Saved data entries
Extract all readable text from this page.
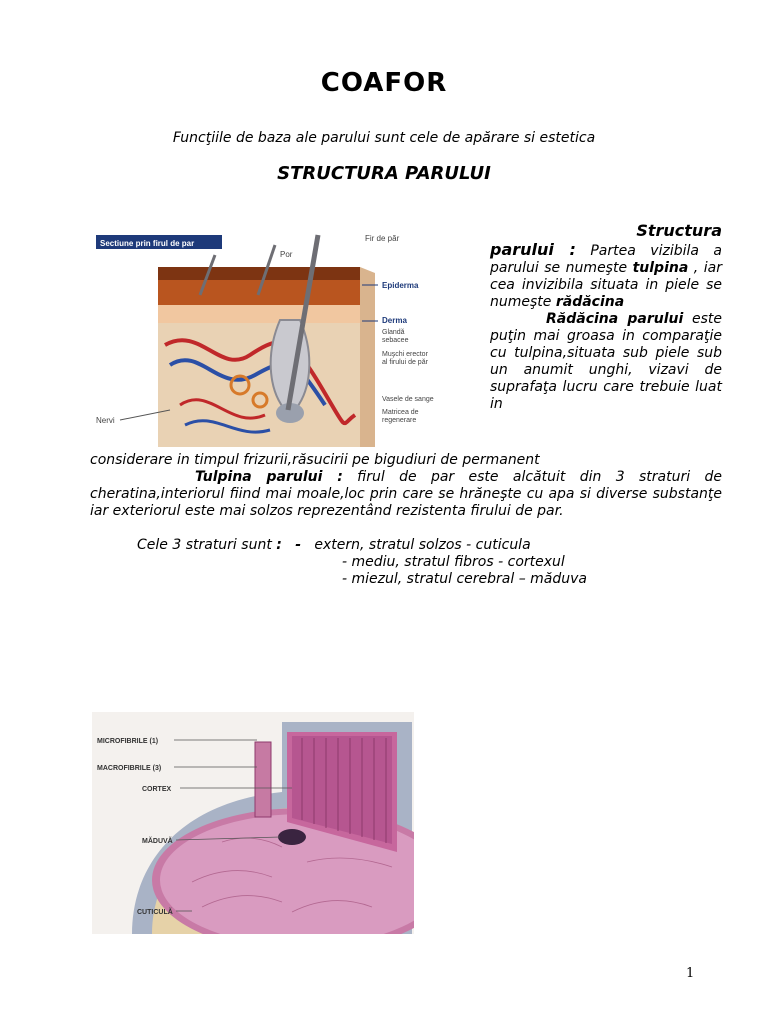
COAFOR
Funcţiile de baza ale parului sunt cele de apărare si estetica
STRUCTURA PARULUI
Sectiune prin firul de par
Fir de păr
Por
Epiderma
Derma
Glandă
sebacee
Muşchi erector
al firului de păr
Vasele de sange
Matricea de
regenerare
Nervi

Structura

parului : Partea vizibila a parului se numeşte tulpina , iar cea invizibila situata in piele se numeşte rădăcina

Rădăcina parului este puţin mai groasa in comparaţie cu tulpina,situata sub piele sub un anumit unghi, vizavi de suprafaţa lucru care trebuie luat in

considerare in timpul frizurii,răsucirii pe bigudiuri de permanent

Tulpina parului : firul de par este alcătuit din 3 straturi de cheratina,interiorul fiind mai moale,loc prin care se hrăneşte cu apa si diverse substanţe iar exteriorul este mai solzos reprezentând rezistenta firului de par.

Cele 3 straturi sunt : - extern, stratul solzos - cuticula
- mediu, stratul fibros - cortexul
- miezul, stratul cerebral – măduva
MICROFIBRILE (1)
MACROFIBRILE (3)
CORTEX
MĂDUVĂ
CUTICULĂ
1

[THE PROBLEM]: Copy the data exactly. Any picture it contains is to be omitted.

[EXERCISE RESPONSE]:
Extract all readable text from this page.
COAFOR
Funcţiile de baza ale parului sunt cele de apărare si estetica
STRUCTURA PARULUI
Sectiune prin firul de par
Fir de păr
Por
Epiderma
Derma
Glandă
sebacee
Muşchi erector
al firului de păr
Vasele de sange
Matricea de
regenerare
Nervi

Structura

parului : Partea vizibila a parului se numeşte tulpina , iar cea invizibila situata in piele se numeşte rădăcina

Rădăcina parului este puţin mai groasa in comparaţie cu tulpina,situata sub piele sub un anumit unghi, vizavi de suprafaţa lucru care trebuie luat in

considerare in timpul frizurii,răsucirii pe bigudiuri de permanent

Tulpina parului : firul de par este alcătuit din 3 straturi de cheratina,interiorul fiind mai moale,loc prin care se hrăneşte cu apa si diverse substanţe iar exteriorul este mai solzos reprezentând rezistenta firului de par.

Cele 3 straturi sunt : - extern, stratul solzos - cuticula
- mediu, stratul fibros - cortexul
- miezul, stratul cerebral – măduva
MICROFIBRILE (1)
MACROFIBRILE (3)
CORTEX
MĂDUVĂ
CUTICULĂ
1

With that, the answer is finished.